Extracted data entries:
========

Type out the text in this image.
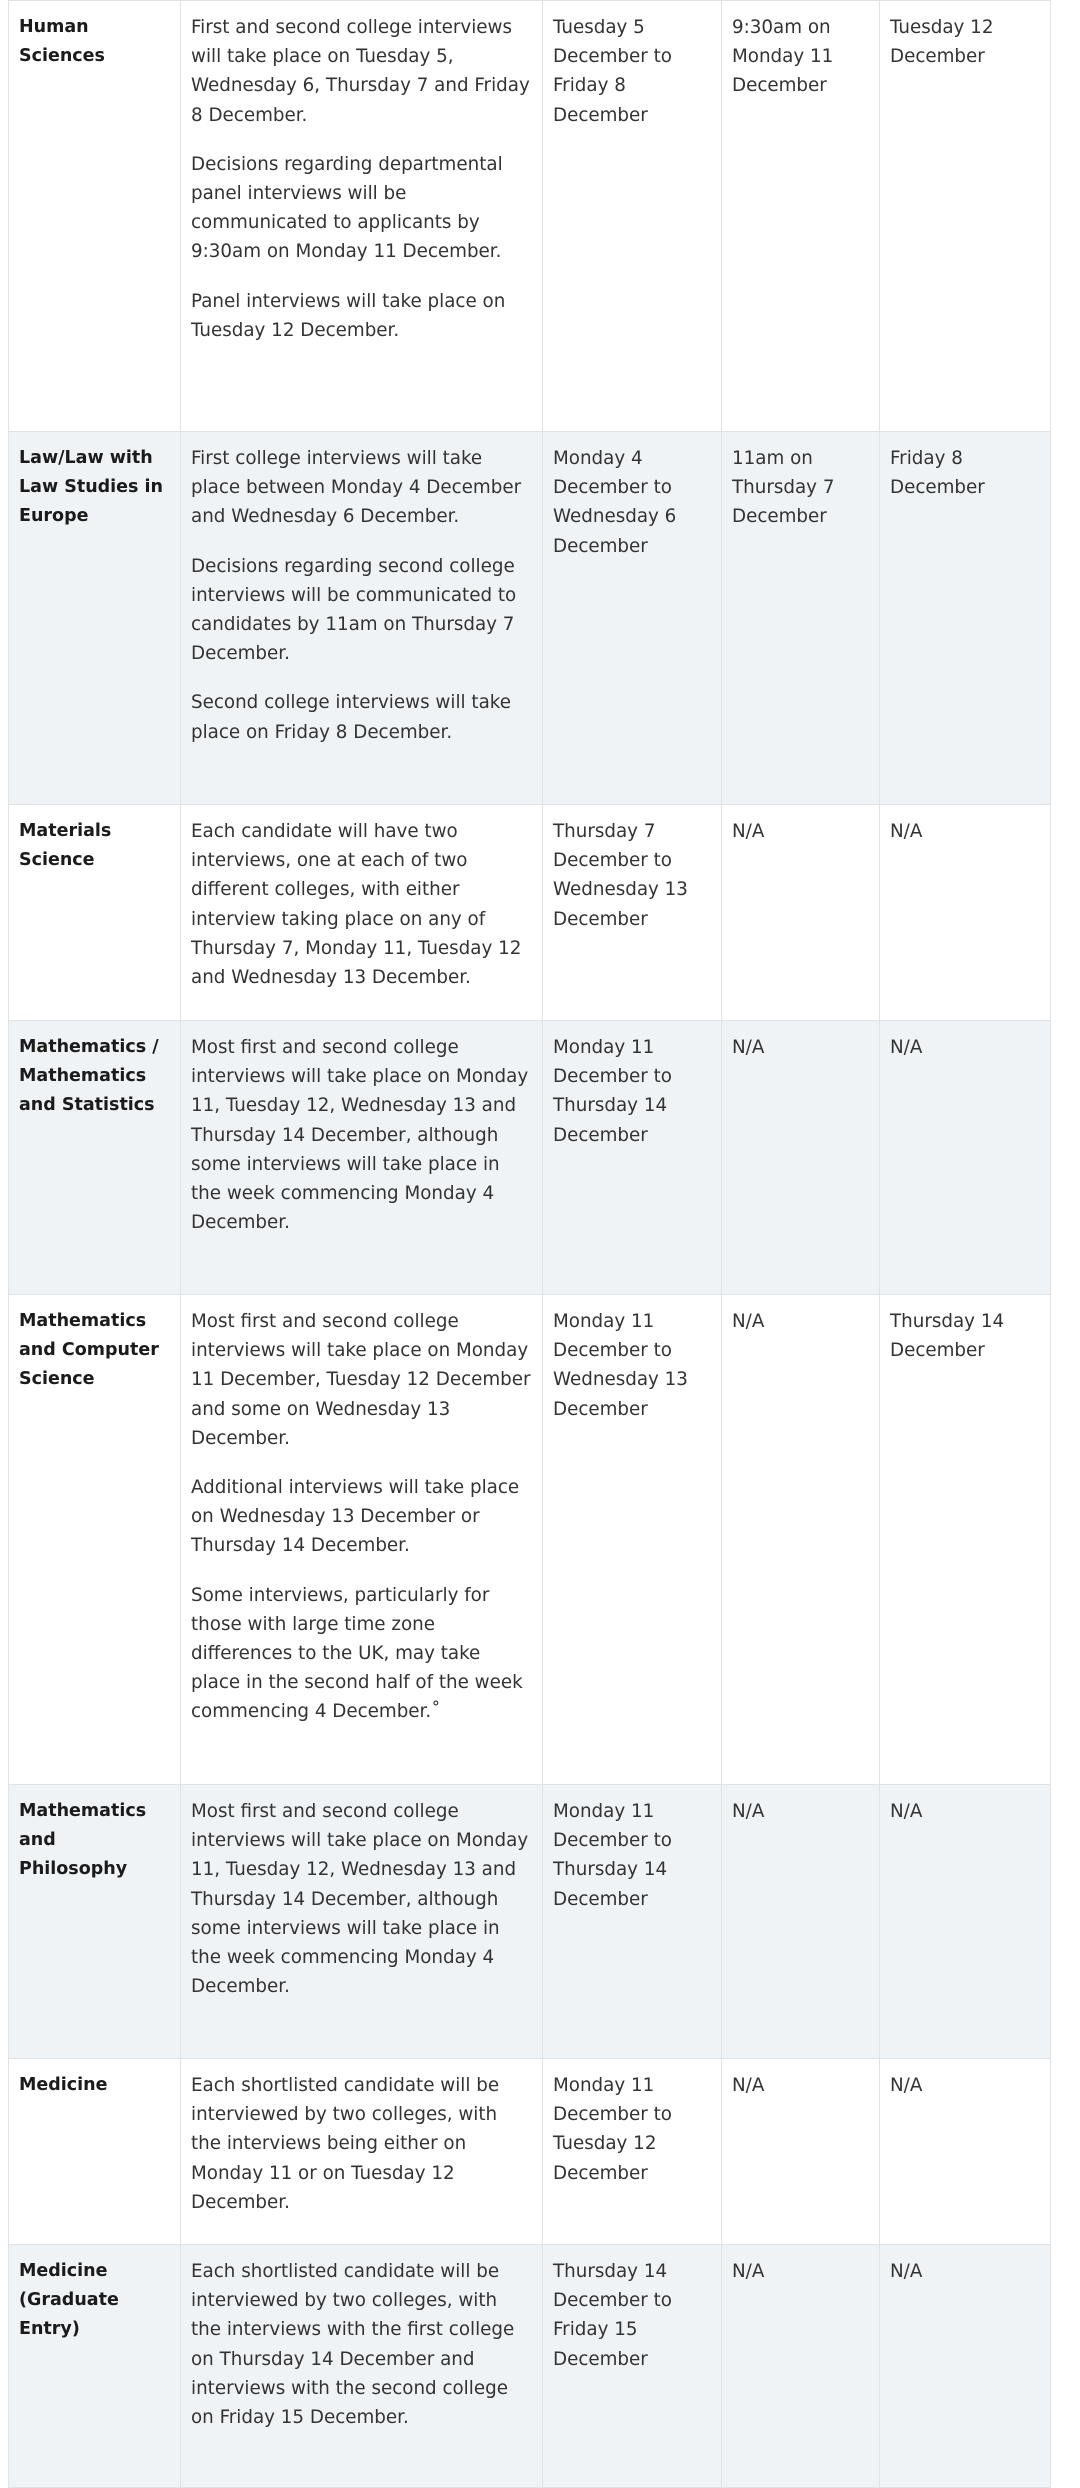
Human Sciences	First and second college interviews will take place on Tuesday 5, Wednesday 6, Thursday 7 and Friday 8 December.

Decisions regarding departmental panel interviews will be communicated to applicants by 9:30am on Monday 11 December.

Panel interviews will take place on Tuesday 12 December.	Tuesday 5 December to Friday 8 December	9:30am on Monday 11 December	Tuesday 12 December
Law/Law with Law Studies in Europe	First college interviews will take place between Monday 4 December and Wednesday 6 December.

Decisions regarding second college interviews will be communicated to candidates by 11am on Thursday 7 December.

Second college interviews will take place on Friday 8 December.	Monday 4 December to Wednesday 6 December	11am on Thursday 7 December	Friday 8 December
Materials Science	Each candidate will have two interviews, one at each of two different colleges, with either interview taking place on any of Thursday 7, Monday 11, Tuesday 12 and Wednesday 13 December.	Thursday 7 December to Wednesday 13 December	N/A	N/A
Mathematics / Mathematics and Statistics	Most first and second college interviews will take place on Monday 11, Tuesday 12, Wednesday 13 and Thursday 14 December, although some interviews will take place in the week commencing Monday 4 December.	Monday 11 December to Thursday 14 December	N/A	N/A
Mathematics and Computer Science	Most first and second college interviews will take place on Monday 11 December, Tuesday 12 December and some on Wednesday 13 December.

Additional interviews will take place on Wednesday 13 December or Thursday 14 December.

Some interviews, particularly for those with large time zone differences to the UK, may take place in the second half of the week commencing 4 December.˚	Monday 11 December to Wednesday 13 December	N/A	Thursday 14 December
Mathematics and Philosophy	Most first and second college interviews will take place on Monday 11, Tuesday 12, Wednesday 13 and Thursday 14 December, although some interviews will take place in the week commencing Monday 4 December.	Monday 11 December to Thursday 14 December	N/A	N/A
Medicine	Each shortlisted candidate will be interviewed by two colleges, with the interviews being either on Monday 11 or on Tuesday 12 December.	Monday 11 December to Tuesday 12 December	N/A	N/A
Medicine (Graduate Entry)	Each shortlisted candidate will be interviewed by two colleges, with the interviews with the first college on Thursday 14 December and interviews with the second college on Friday 15 December.	Thursday 14 December to Friday 15 December	N/A	N/A
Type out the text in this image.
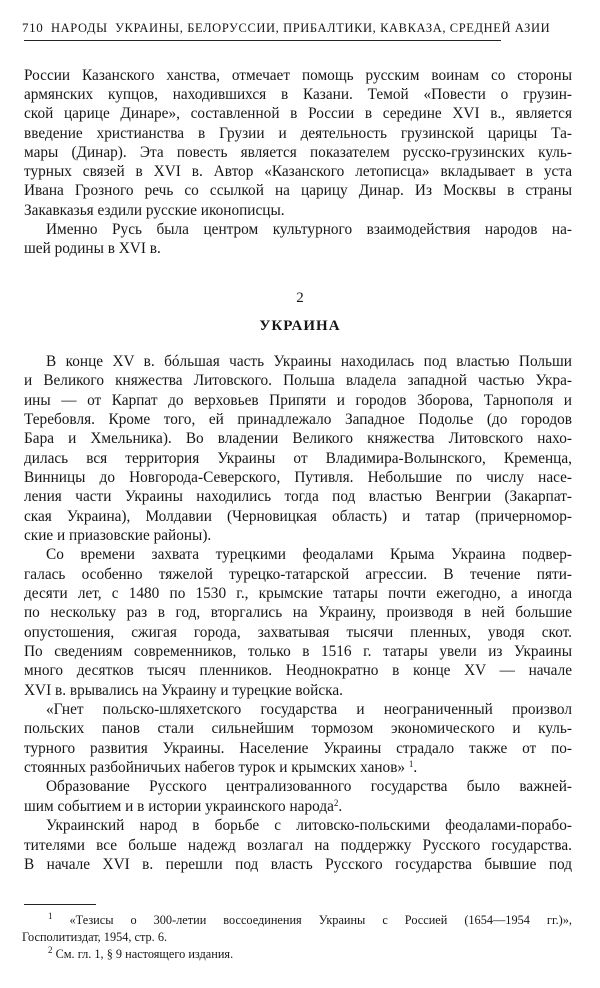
710 НАРОДЫ  УКРАИНЫ, БЕЛОРУССИИ, ПРИБАЛТИКИ, КАВКАЗА, СРЕДНЕЙ АЗИИ
России Казанского ханства, отмечает помощь русским воинам со стороны
армянских купцов, находившихся в Казани. Темой «Повести о грузин-
ской царице Динаре», составленной в России в середине XVI в., является
введение христианства в Грузии и деятельность грузинской царицы Та-
мары (Динар). Эта повесть является показателем русско-грузинских куль-
турных связей в XVI в. Автор «Казанского летописца» вкладывает в уста
Ивана Грозного речь со ссылкой на царицу Динар. Из Москвы в страны
Закавказья ездили русские иконописцы.
Именно Русь была центром культурного взаимодействия народов на-
шей родины в XVI в.
2
УКРАИНА
В конце XV в. бóльшая часть Украины находилась под властью Польши
и Великого княжества Литовского. Польша владела западной частью Укра-
ины — от Карпат до верховьев Припяти и городов Зборова, Тарнополя и
Теребовля. Кроме того, ей принадлежало Западное Подолье (до городов
Бара и Хмельника). Во владении Великого княжества Литовского нахо-
дилась вся территория Украины от Владимира-Волынского, Кременца,
Винницы до Новгорода-Северского, Путивля. Небольшие по числу насе-
ления части Украины находились тогда под властью Венгрии (Закарпат-
ская Украина), Молдавии (Черновицкая область) и татар (причерномор-
ские и приазовские районы).
Со времени захвата турецкими феодалами Крыма Украина подвер-
галась особенно тяжелой турецко-татарской агрессии. В течение пяти-
десяти лет, с 1480 по 1530 г., крымские татары почти ежегодно, а иногда
по нескольку раз в год, вторгались на Украину, производя в ней большие
опустошения, сжигая города, захватывая тысячи пленных, уводя скот.
По сведениям современников, только в 1516 г. татары увели из Украины
много десятков тысяч пленников. Неоднократно в конце XV — начале
XVI в. врывались на Украину и турецкие войска.
«Гнет польско-шляхетского государства и неограниченный произвол
польских панов стали сильнейшим тормозом экономического и куль-
турного развития Украины. Население Украины страдало также от по-
стоянных разбойничьих набегов турок и крымских ханов» $^1$.
Образование Русского централизованного государства было важней-
шим событием и в истории украинского народа$^2$.
Украинский народ в борьбе с литовско-польскими феодалами-порабо-
тителями все больше надежд возлагал на поддержку Русского государства.
В начале XVI в. перешли под власть Русского государства бывшие под
$^1$ «Тезисы о 300-летии воссоединения Украины с Россией (1654—1954 гг.)»,
Госполитиздат, 1954, стр. 6.
$^2$ См. гл. 1, § 9 настоящего издания.
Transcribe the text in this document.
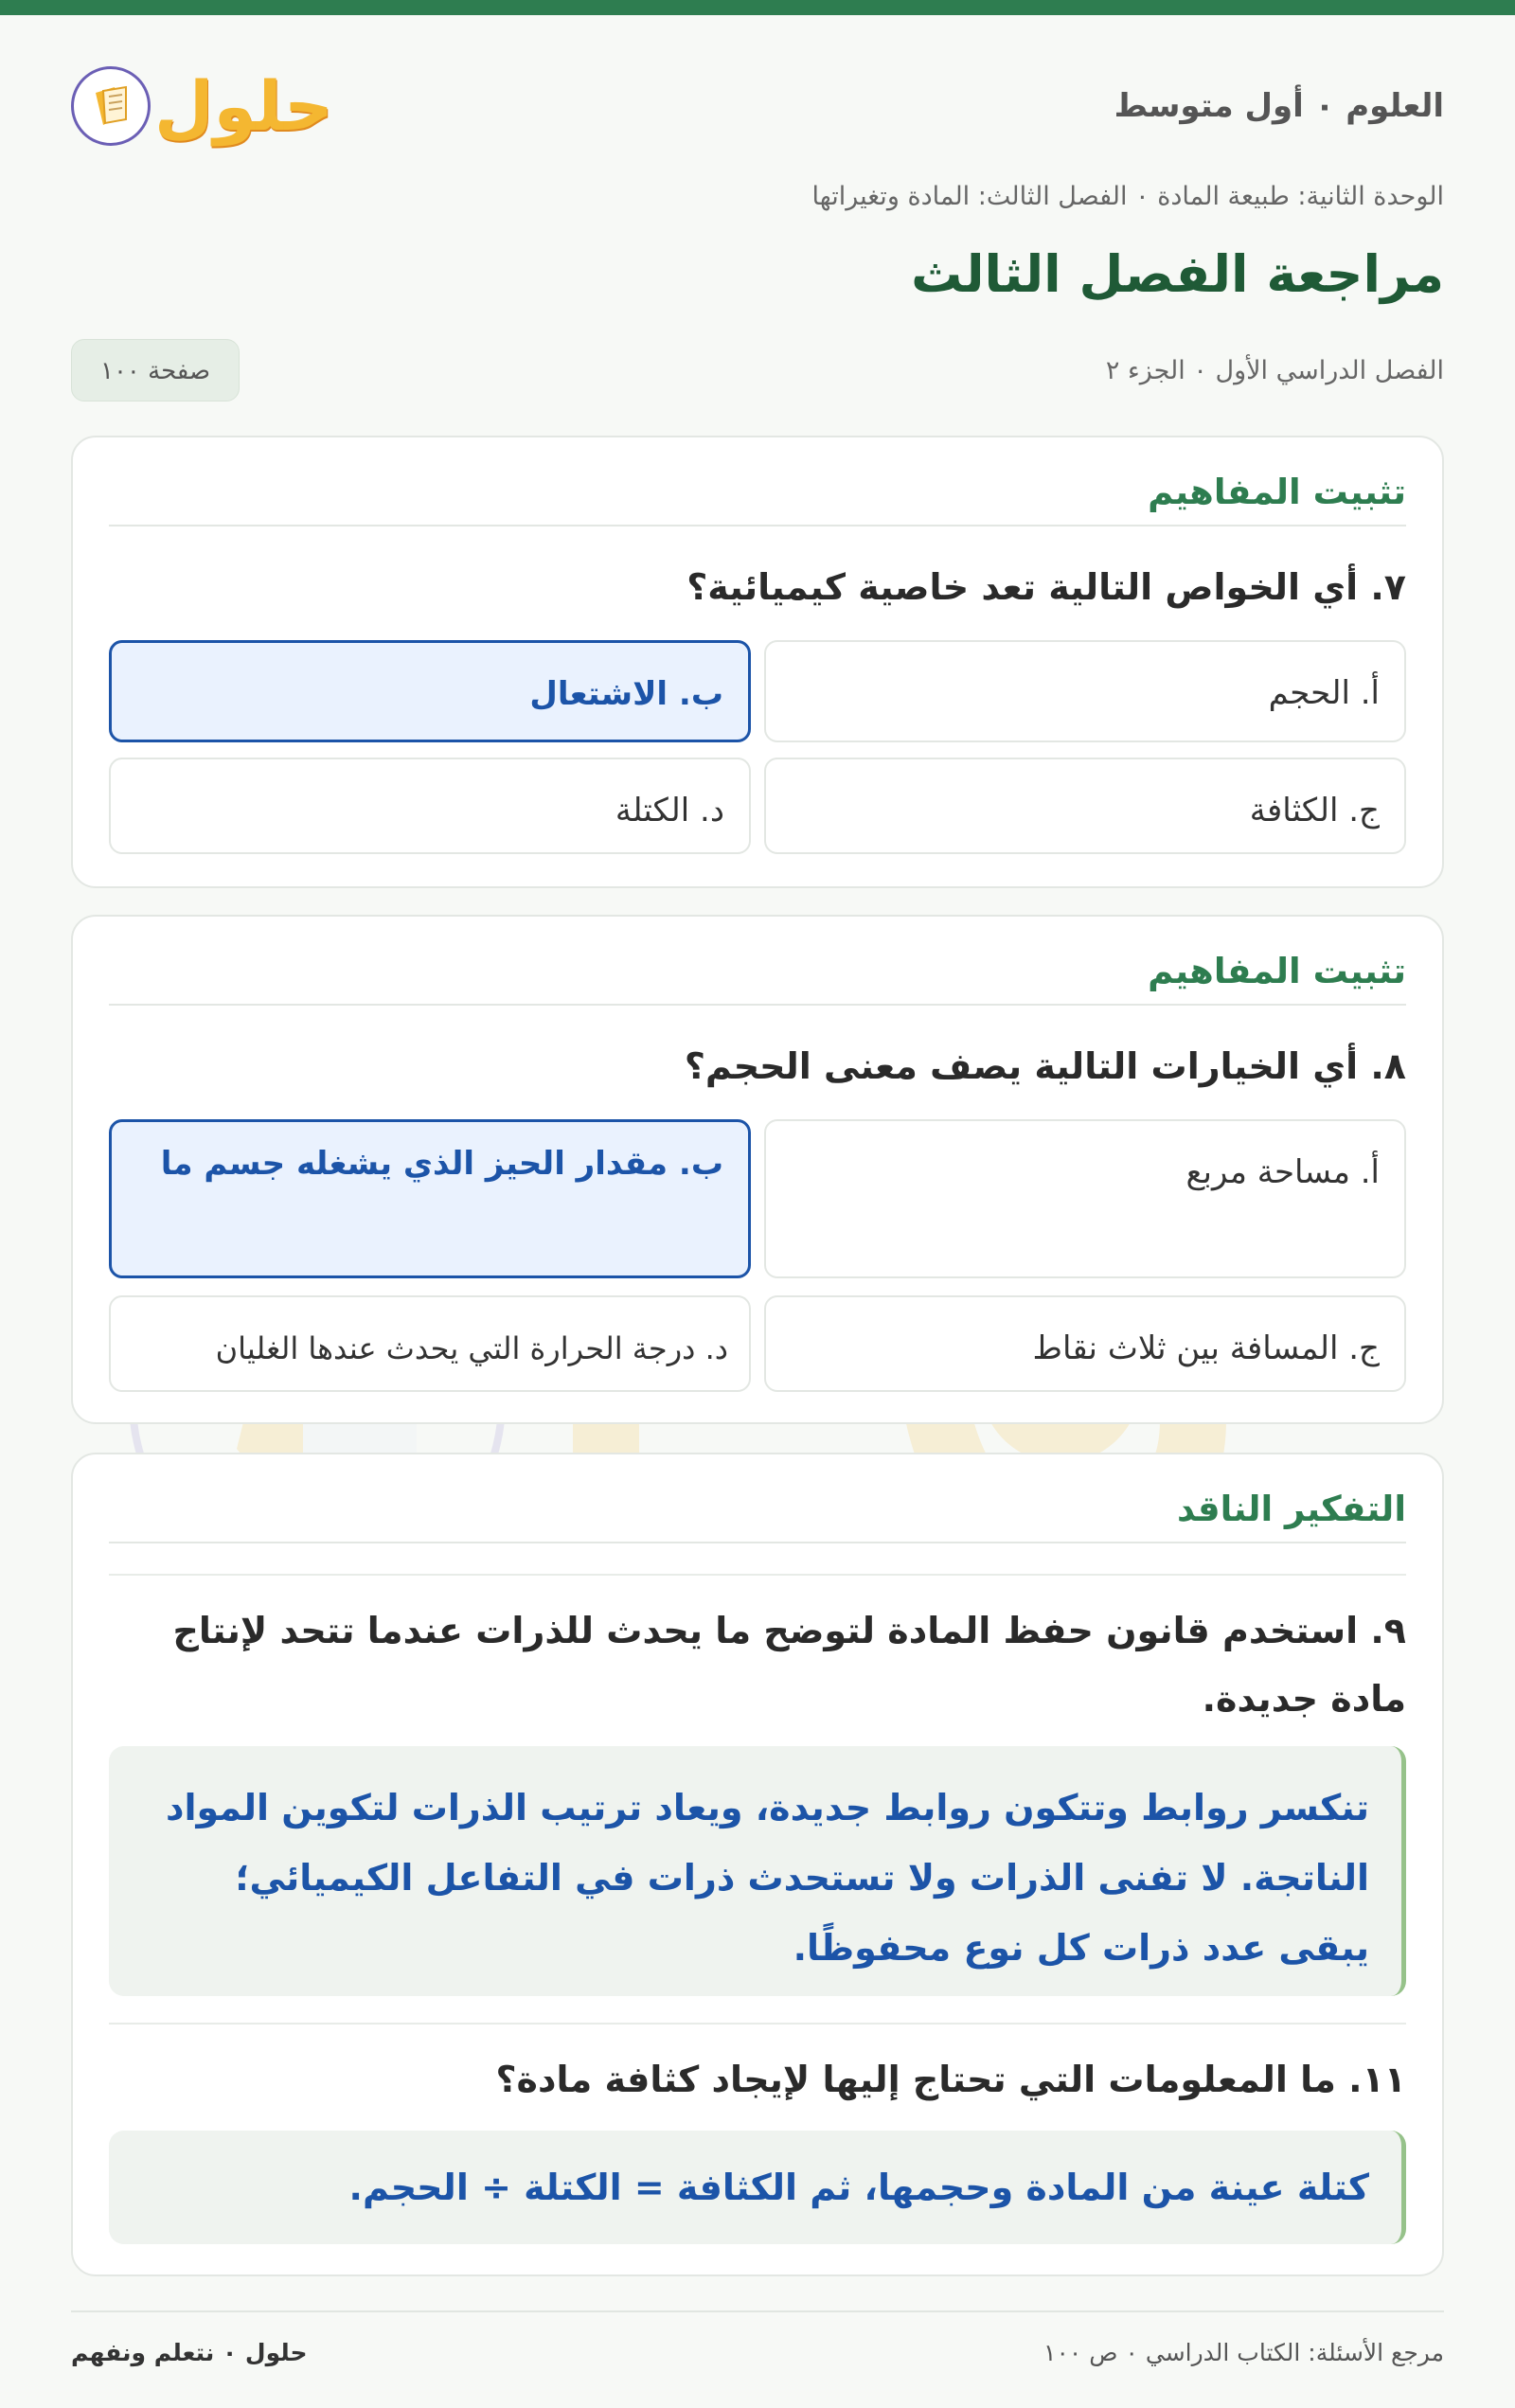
العلوم ٠ أول متوسط
حلول
الوحدة الثانية: طبيعة المادة ٠ الفصل الثالث: المادة وتغيراتها
مراجعة الفصل الثالث
الفصل الدراسي الأول ٠ الجزء ٢
صفحة ١٠٠
تثبيت المفاهيم
٧. أي الخواص التالية تعد خاصية كيميائية؟
أ. الحجم
ب. الاشتعال
ج. الكثافة
د. الكتلة
تثبيت المفاهيم
٨. أي الخيارات التالية يصف معنى الحجم؟
أ. مساحة مربع
ب. مقدار الحيز الذي يشغله جسم ما
ج. المسافة بين ثلاث نقاط
د. درجة الحرارة التي يحدث عندها الغليان
التفكير الناقد
٩. استخدم قانون حفظ المادة لتوضح ما يحدث للذرات عندما تتحد لإنتاج مادة جديدة.
تنكسر روابط وتتكون روابط جديدة، ويعاد ترتيب الذرات لتكوين المواد الناتجة. لا تفنى الذرات ولا تستحدث ذرات في التفاعل الكيميائي؛ يبقى عدد ذرات كل نوع محفوظًا.
١١. ما المعلومات التي تحتاج إليها لإيجاد كثافة مادة؟
كتلة عينة من المادة وحجمها، ثم الكثافة = الكتلة ÷ الحجم.
مرجع الأسئلة: الكتاب الدراسي ٠ ص ١٠٠
حلول ٠ نتعلم ونفهم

========

Stated problem: Tally every line of the listing that holds the string "начале", then give the number by itself.

Output for this exercise: 2